- [EXTRACTED DATA]
※ ※ ※

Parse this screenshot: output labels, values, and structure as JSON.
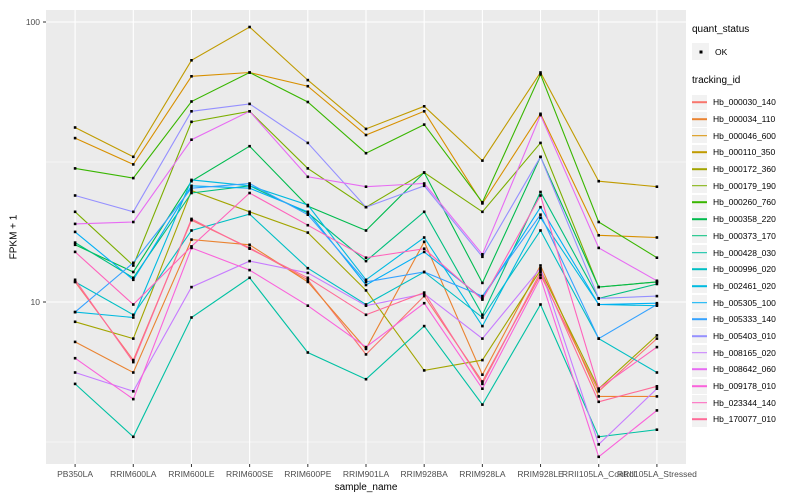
{
  "figure": {
    "background": "#FFFFFF",
    "panel_background": "#EBEBEB",
    "grid_color": "#FFFFFF",
    "axis_text_color": "#4D4D4D",
    "tick_color": "#333333",
    "point_color": "#000000"
  },
  "axes": {
    "y_title": "FPKM + 1",
    "x_title": "sample_name",
    "y_scale": "log10"
  },
  "legend": {
    "quant_status": {
      "title": "quant_status",
      "items": [
        {
          "label": "OK",
          "symbol": "black-point"
        }
      ]
    },
    "tracking_id": {
      "title": "tracking_id"
    }
  },
  "chart_data": {
    "type": "line",
    "title": "",
    "xlabel": "sample_name",
    "ylabel": "FPKM + 1",
    "y_scale": "log10",
    "ylim": [
      2.6,
      110
    ],
    "y_ticks": [
      10,
      100
    ],
    "y_minor_gridlines": [
      3.1623,
      31.623
    ],
    "grid": true,
    "legend_position": "right",
    "point_marker": "small-black-square",
    "categories": [
      "PB350LA",
      "RRIM600LA",
      "RRIM600LE",
      "RRIM600SE",
      "RRIM600PE",
      "RRIM901LA",
      "RRIM928BA",
      "RRIM928LA",
      "RRIM928LE",
      "RRII105LA_Control",
      "RRII105LA_Stressed"
    ],
    "series": [
      {
        "name": "Hb_000030_140",
        "color": "#F8766D",
        "values": [
          11.8,
          6.2,
          19.6,
          15.6,
          12.0,
          6.5,
          10.5,
          5.2,
          12.5,
          4.8,
          7.4
        ]
      },
      {
        "name": "Hb_000034_110",
        "color": "#EA8331",
        "values": [
          7.2,
          5.6,
          16.7,
          16.0,
          11.8,
          6.8,
          16.4,
          5.5,
          13.5,
          4.6,
          4.6
        ]
      },
      {
        "name": "Hb_000046_600",
        "color": "#D89000",
        "values": [
          38.5,
          31.0,
          64.0,
          66.0,
          59.0,
          39.5,
          48.0,
          22.5,
          47.0,
          17.3,
          17.0
        ]
      },
      {
        "name": "Hb_000110_350",
        "color": "#C09B00",
        "values": [
          42.0,
          33.0,
          73.0,
          96.0,
          62.0,
          41.5,
          50.0,
          32.0,
          66.0,
          27.0,
          25.8
        ]
      },
      {
        "name": "Hb_000172_360",
        "color": "#A3A500",
        "values": [
          8.5,
          7.4,
          25.0,
          21.0,
          17.7,
          11.0,
          5.7,
          6.2,
          13.0,
          4.9,
          7.6
        ]
      },
      {
        "name": "Hb_000179_190",
        "color": "#7CAE00",
        "values": [
          21.0,
          13.5,
          44.0,
          48.0,
          30.0,
          21.8,
          29.0,
          21.0,
          37.0,
          11.3,
          11.8
        ]
      },
      {
        "name": "Hb_000260_760",
        "color": "#39B600",
        "values": [
          30.0,
          27.7,
          52.0,
          66.0,
          51.8,
          34.0,
          43.0,
          22.7,
          65.0,
          19.3,
          14.4
        ]
      },
      {
        "name": "Hb_000358_220",
        "color": "#00BB4E",
        "values": [
          16.0,
          12.8,
          27.0,
          36.0,
          22.0,
          18.0,
          29.0,
          11.7,
          33.0,
          11.3,
          11.8
        ]
      },
      {
        "name": "Hb_000373_170",
        "color": "#00BF7D",
        "values": [
          16.3,
          12.2,
          24.5,
          26.0,
          20.8,
          14.0,
          21.0,
          9.0,
          24.7,
          10.3,
          11.6
        ]
      },
      {
        "name": "Hb_000428_030",
        "color": "#00C1A3",
        "values": [
          5.1,
          3.3,
          8.8,
          12.2,
          6.6,
          5.3,
          8.2,
          4.3,
          9.8,
          3.3,
          3.5
        ]
      },
      {
        "name": "Hb_000996_020",
        "color": "#00BFC4",
        "values": [
          11.8,
          9.0,
          18.0,
          20.6,
          13.2,
          9.8,
          12.8,
          8.8,
          18.0,
          7.4,
          5.6
        ]
      },
      {
        "name": "Hb_002461_020",
        "color": "#00BAE0",
        "values": [
          9.2,
          8.8,
          27.3,
          26.0,
          22.2,
          12.0,
          17.0,
          8.2,
          20.0,
          9.8,
          9.7
        ]
      },
      {
        "name": "Hb_005305_100",
        "color": "#00B0F6",
        "values": [
          17.8,
          12.0,
          26.0,
          25.5,
          21.0,
          11.5,
          15.1,
          10.3,
          21.8,
          9.8,
          9.9
        ]
      },
      {
        "name": "Hb_005333_140",
        "color": "#35A2FF",
        "values": [
          9.2,
          13.8,
          25.5,
          26.5,
          20.5,
          11.8,
          12.8,
          10.5,
          20.5,
          7.4,
          9.8
        ]
      },
      {
        "name": "Hb_005403_010",
        "color": "#9590FF",
        "values": [
          24.0,
          21.0,
          48.0,
          51.0,
          37.0,
          21.8,
          26.0,
          14.5,
          33.0,
          10.3,
          10.5
        ]
      },
      {
        "name": "Hb_008165_020",
        "color": "#C77CFF",
        "values": [
          5.6,
          4.8,
          11.3,
          14.0,
          12.7,
          9.7,
          10.7,
          7.4,
          13.2,
          3.1,
          4.9
        ]
      },
      {
        "name": "Hb_008642_060",
        "color": "#E76BF3",
        "values": [
          19.0,
          19.3,
          38.0,
          48.0,
          28.0,
          25.8,
          26.5,
          14.8,
          46.5,
          15.6,
          11.9
        ]
      },
      {
        "name": "Hb_009178_010",
        "color": "#FA62DB",
        "values": [
          6.3,
          4.5,
          15.6,
          13.0,
          9.7,
          6.9,
          9.9,
          4.9,
          12.2,
          2.8,
          4.1
        ]
      },
      {
        "name": "Hb_023344_140",
        "color": "#FF62BC",
        "values": [
          15.1,
          9.8,
          15.8,
          24.5,
          18.8,
          14.4,
          15.5,
          10.2,
          24.0,
          4.9,
          6.9
        ]
      },
      {
        "name": "Hb_170077_010",
        "color": "#FF6A98",
        "values": [
          12.0,
          6.1,
          19.8,
          15.5,
          12.2,
          9.0,
          10.8,
          5.1,
          12.8,
          4.4,
          5.0
        ]
      }
    ]
  }
}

※ ※ ※

- [SHORT PROBLEM]
Select every line of the material above holding the word "black" and copy it.

- [RESPONSE TO THE TASK]
          "symbol": "black-point"
    "point_marker": "small-black-square",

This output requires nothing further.